→ **DATA ENTRIES**

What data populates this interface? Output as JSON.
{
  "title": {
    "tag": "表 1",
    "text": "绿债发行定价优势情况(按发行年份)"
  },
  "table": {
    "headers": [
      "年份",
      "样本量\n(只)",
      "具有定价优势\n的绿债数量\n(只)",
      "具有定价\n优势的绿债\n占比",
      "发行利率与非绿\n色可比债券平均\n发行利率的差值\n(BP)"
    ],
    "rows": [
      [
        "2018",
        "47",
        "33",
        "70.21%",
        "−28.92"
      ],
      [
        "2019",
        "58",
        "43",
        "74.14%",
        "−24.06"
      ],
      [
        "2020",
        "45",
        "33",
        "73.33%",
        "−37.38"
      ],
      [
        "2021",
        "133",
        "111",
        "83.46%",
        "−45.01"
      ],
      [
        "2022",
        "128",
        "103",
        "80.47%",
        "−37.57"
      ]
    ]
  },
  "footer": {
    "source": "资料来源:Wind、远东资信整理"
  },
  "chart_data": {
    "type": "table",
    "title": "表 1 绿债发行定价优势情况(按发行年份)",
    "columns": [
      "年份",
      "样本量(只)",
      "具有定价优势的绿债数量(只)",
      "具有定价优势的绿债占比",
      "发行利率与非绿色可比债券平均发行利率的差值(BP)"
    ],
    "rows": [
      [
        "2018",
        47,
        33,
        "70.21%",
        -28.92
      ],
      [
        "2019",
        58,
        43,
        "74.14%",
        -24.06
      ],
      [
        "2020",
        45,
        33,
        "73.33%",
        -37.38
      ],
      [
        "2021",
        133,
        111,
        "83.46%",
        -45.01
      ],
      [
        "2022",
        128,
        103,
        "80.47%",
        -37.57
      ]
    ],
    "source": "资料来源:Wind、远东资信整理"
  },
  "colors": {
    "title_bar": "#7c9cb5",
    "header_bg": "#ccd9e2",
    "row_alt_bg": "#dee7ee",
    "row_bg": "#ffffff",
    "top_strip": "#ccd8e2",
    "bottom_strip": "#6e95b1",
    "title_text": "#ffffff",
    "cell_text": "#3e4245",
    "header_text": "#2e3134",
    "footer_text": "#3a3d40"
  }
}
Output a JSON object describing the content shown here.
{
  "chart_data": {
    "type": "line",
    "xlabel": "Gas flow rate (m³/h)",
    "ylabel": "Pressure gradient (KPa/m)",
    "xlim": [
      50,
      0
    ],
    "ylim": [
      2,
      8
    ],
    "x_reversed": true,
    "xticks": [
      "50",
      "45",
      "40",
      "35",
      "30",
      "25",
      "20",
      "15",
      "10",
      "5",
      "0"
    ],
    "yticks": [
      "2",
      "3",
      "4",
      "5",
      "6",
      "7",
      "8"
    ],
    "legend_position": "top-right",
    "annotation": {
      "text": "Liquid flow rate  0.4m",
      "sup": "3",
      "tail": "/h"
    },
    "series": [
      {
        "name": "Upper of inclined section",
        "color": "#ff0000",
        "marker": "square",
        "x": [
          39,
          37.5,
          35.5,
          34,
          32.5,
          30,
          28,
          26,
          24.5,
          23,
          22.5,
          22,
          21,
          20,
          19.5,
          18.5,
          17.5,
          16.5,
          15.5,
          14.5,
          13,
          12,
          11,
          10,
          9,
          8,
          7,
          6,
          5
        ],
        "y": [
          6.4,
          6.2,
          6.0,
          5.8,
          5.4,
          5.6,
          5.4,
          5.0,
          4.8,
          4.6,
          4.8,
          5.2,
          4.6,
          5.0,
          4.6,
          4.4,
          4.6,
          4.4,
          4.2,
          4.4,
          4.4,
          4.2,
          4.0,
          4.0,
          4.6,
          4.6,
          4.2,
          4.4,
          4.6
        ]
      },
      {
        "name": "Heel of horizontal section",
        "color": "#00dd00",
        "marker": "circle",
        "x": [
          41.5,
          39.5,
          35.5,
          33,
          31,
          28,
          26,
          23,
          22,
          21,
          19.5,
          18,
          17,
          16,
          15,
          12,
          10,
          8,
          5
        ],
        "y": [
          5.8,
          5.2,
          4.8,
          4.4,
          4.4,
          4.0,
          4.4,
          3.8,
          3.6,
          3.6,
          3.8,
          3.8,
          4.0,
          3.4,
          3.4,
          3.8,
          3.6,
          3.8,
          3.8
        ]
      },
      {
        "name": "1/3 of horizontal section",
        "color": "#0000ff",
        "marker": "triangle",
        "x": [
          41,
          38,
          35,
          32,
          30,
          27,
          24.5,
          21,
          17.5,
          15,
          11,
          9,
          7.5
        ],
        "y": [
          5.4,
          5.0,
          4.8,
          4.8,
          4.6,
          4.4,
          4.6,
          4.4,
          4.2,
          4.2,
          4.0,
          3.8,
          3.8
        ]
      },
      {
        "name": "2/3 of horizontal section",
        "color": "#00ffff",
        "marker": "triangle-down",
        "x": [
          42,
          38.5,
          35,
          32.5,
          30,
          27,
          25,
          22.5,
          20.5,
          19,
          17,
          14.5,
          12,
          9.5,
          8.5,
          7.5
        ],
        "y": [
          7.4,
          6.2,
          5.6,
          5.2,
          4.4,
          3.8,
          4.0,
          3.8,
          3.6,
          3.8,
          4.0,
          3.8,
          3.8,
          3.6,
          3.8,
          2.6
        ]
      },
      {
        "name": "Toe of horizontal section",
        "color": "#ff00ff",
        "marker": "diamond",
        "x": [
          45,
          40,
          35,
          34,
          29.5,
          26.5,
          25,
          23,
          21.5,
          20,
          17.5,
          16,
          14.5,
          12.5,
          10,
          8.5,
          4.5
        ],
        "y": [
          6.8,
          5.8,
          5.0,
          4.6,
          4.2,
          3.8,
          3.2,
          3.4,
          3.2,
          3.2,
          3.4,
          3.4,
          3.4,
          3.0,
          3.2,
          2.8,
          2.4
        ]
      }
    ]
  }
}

→ **SET PROBLEM**
Work out how many lines of the data above contain the string "name" and give the number alone.

→ **OUTPUT FOR THIS EXERCISE**
5